What is being asked:
Which lines hold the word "image"? Show each of them.

Dataset records:
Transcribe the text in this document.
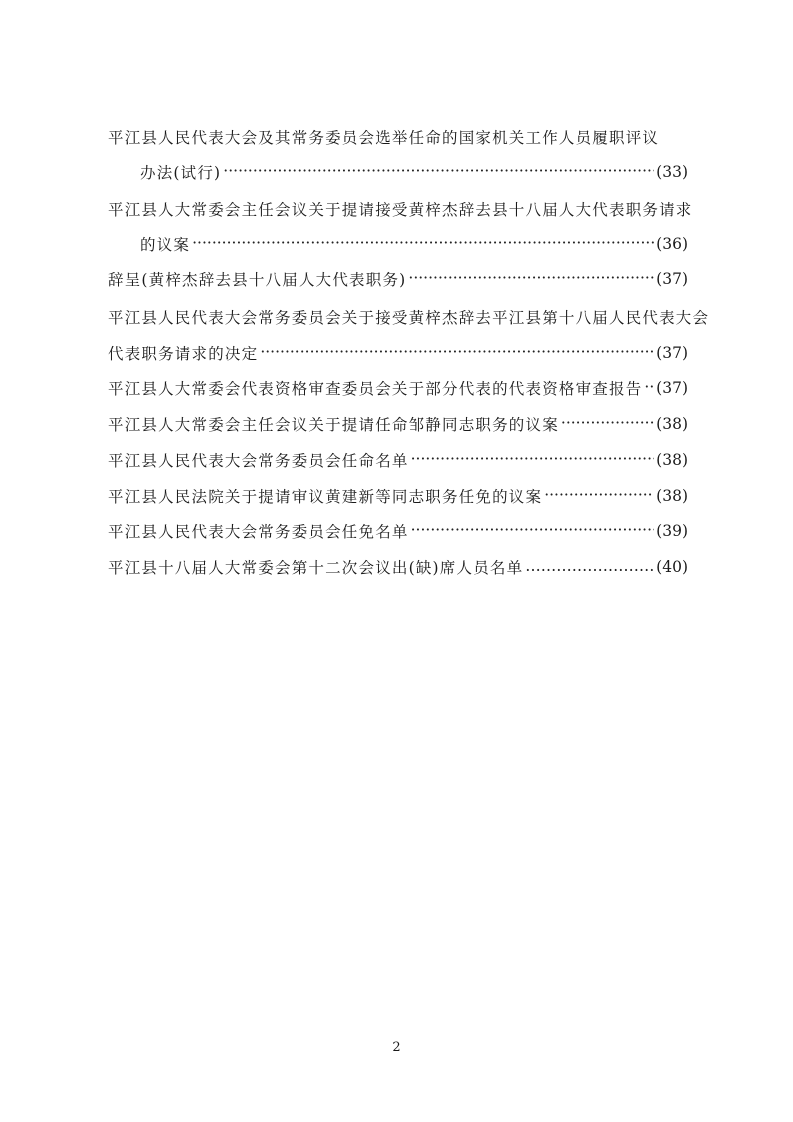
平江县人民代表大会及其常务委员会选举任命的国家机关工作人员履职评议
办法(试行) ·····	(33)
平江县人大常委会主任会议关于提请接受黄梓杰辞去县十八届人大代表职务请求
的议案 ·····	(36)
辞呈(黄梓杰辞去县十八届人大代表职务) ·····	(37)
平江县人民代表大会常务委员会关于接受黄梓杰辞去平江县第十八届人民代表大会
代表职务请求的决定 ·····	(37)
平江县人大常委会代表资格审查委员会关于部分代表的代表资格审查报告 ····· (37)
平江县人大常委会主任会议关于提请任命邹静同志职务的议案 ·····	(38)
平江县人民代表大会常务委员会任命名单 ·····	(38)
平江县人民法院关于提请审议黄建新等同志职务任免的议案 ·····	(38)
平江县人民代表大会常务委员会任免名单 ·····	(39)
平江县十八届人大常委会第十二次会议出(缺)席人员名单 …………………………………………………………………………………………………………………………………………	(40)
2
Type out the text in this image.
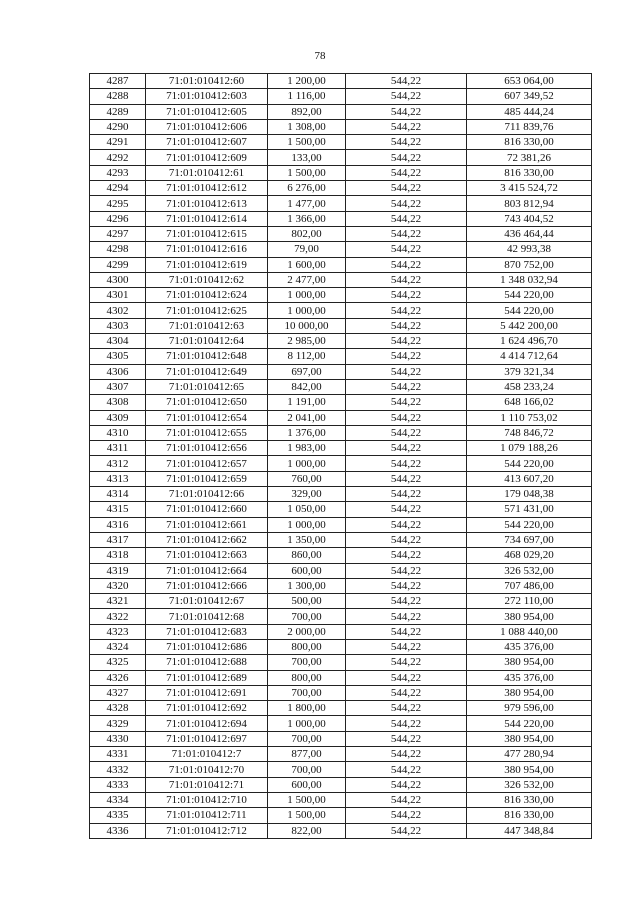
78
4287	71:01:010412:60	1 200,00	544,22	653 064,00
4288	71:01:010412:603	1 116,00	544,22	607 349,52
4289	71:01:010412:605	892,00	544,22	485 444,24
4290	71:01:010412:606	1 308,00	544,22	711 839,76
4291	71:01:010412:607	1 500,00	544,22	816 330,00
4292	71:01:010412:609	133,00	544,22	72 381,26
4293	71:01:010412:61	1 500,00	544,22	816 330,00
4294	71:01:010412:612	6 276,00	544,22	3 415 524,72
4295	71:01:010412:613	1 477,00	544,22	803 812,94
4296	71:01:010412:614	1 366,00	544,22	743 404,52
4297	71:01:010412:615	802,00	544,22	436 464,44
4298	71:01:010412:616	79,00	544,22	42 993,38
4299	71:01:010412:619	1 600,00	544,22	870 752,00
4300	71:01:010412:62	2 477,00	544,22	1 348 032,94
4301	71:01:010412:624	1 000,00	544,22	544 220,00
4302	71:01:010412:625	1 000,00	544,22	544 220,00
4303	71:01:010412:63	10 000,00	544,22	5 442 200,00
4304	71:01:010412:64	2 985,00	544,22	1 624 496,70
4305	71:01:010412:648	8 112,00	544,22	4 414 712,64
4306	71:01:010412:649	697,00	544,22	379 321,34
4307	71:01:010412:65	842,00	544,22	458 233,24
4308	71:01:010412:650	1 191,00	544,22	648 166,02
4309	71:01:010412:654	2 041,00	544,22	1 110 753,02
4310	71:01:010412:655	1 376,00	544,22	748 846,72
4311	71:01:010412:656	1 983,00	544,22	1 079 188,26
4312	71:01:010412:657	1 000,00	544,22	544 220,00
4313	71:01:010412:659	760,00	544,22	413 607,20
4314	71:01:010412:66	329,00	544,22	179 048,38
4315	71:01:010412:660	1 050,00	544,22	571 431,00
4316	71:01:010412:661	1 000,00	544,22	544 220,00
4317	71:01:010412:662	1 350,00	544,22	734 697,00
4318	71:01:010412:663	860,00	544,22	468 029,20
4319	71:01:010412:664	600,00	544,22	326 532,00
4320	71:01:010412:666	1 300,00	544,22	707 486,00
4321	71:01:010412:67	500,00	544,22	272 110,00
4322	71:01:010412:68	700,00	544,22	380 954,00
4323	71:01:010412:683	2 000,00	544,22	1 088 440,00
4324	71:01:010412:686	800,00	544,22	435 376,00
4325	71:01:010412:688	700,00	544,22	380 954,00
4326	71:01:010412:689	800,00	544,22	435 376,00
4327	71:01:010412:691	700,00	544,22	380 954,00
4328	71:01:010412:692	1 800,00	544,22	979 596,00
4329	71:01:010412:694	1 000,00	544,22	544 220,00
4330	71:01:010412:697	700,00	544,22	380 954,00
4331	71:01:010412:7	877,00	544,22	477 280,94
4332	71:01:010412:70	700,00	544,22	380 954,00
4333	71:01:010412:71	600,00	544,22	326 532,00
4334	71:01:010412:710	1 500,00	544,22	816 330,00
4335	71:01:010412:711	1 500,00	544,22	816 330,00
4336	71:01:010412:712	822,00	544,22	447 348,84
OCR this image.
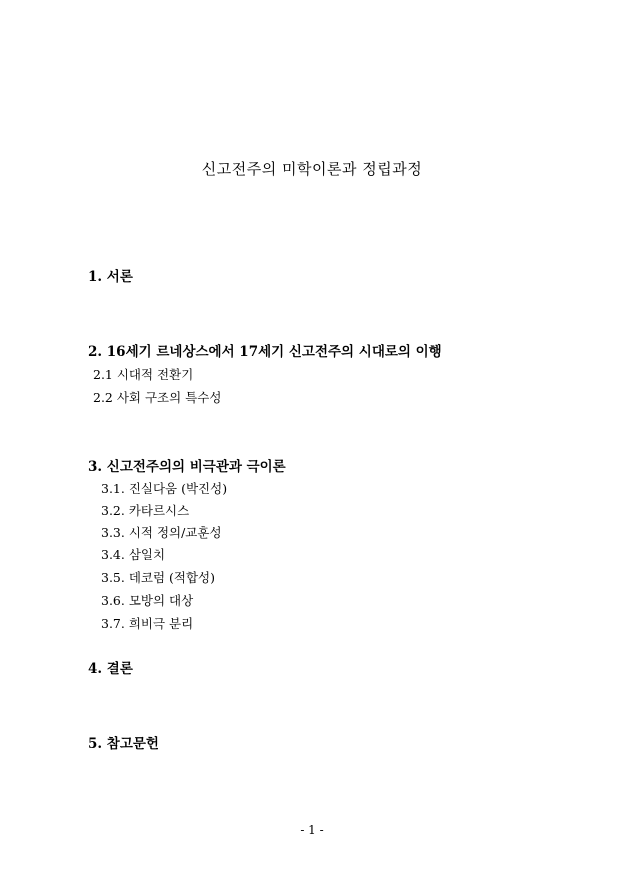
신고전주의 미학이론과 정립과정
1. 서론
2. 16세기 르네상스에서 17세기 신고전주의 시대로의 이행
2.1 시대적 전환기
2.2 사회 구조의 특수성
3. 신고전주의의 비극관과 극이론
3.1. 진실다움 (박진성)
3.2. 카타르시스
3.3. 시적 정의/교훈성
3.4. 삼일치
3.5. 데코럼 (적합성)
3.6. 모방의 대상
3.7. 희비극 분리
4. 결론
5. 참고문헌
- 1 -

Full output:
Type out the text in this image.
OCR this image.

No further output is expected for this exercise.